> _OBJECTIVE_:
Each line below must be set down exactly; omit any image you find.

> _PROVIDED RECORDS_:
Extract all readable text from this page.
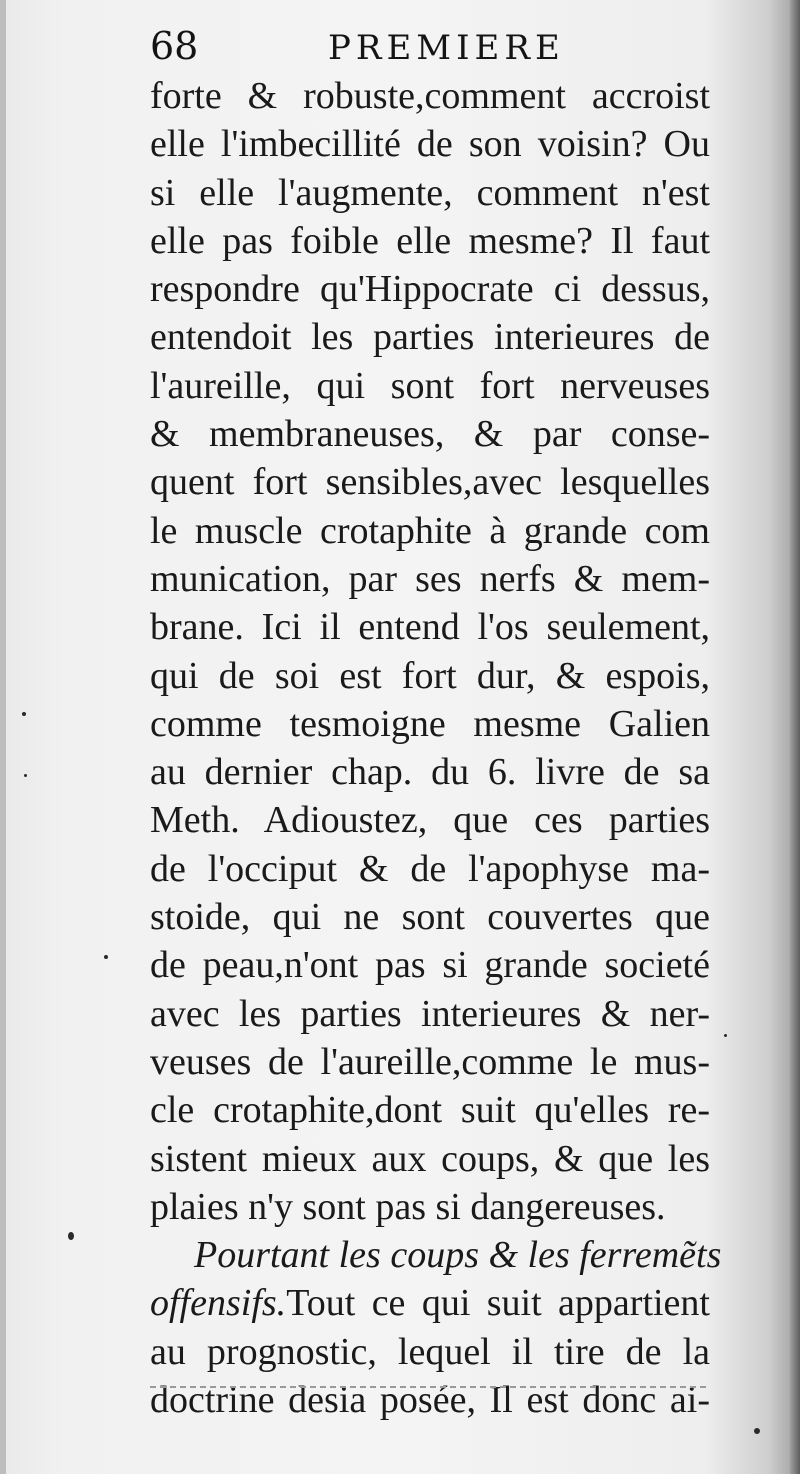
68	PREMIERE
forte & robuste,comment accroist
elle l'imbecillité de son voisin? Ou
si elle l'augmente, comment n'est
elle pas foible elle mesme? Il faut
respondre qu'Hippocrate ci dessus,
entendoit les parties interieures de
l'aureille, qui sont fort nerveuses
& membraneuses, & par conse-
quent fort sensibles,avec lesquelles
le muscle crotaphite à grande com
munication, par ses nerfs & mem-
brane. Ici il entend l'os seulement,
qui de soi est fort dur, & espois,
comme tesmoigne mesme Galien
au dernier chap. du 6. livre de sa
Meth. Adioustez, que ces parties
de l'occiput & de l'apophyse ma-
stoide, qui ne sont couvertes que
de peau,n'ont pas si grande societé
avec les parties interieures & ner-
veuses de l'aureille,comme le mus-
cle crotaphite,dont suit qu'elles re-
sistent mieux aux coups, & que les
plaies n'y sont pas si dangereuses.
Pourtant les coups & les ferremẽts
offensifs.Tout ce qui suit appartient
au prognostic, lequel il tire de la
doctrine desia posée, Il est donc ai-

> _FULL RESPONSE_:
Extract all readable text from this page.
68	PREMIERE
forte & robuste,comment accroist
elle l'imbecillité de son voisin? Ou
si elle l'augmente, comment n'est
elle pas foible elle mesme? Il faut
respondre qu'Hippocrate ci dessus,
entendoit les parties interieures de
l'aureille, qui sont fort nerveuses
& membraneuses, & par conse-
quent fort sensibles,avec lesquelles
le muscle crotaphite à grande com
munication, par ses nerfs & mem-
brane. Ici il entend l'os seulement,
qui de soi est fort dur, & espois,
comme tesmoigne mesme Galien
au dernier chap. du 6. livre de sa
Meth. Adioustez, que ces parties
de l'occiput & de l'apophyse ma-
stoide, qui ne sont couvertes que
de peau,n'ont pas si grande societé
avec les parties interieures & ner-
veuses de l'aureille,comme le mus-
cle crotaphite,dont suit qu'elles re-
sistent mieux aux coups, & que les
plaies n'y sont pas si dangereuses.
Pourtant les coups & les ferremẽts
offensifs.Tout ce qui suit appartient
au prognostic, lequel il tire de la
doctrine desia posée, Il est donc ai-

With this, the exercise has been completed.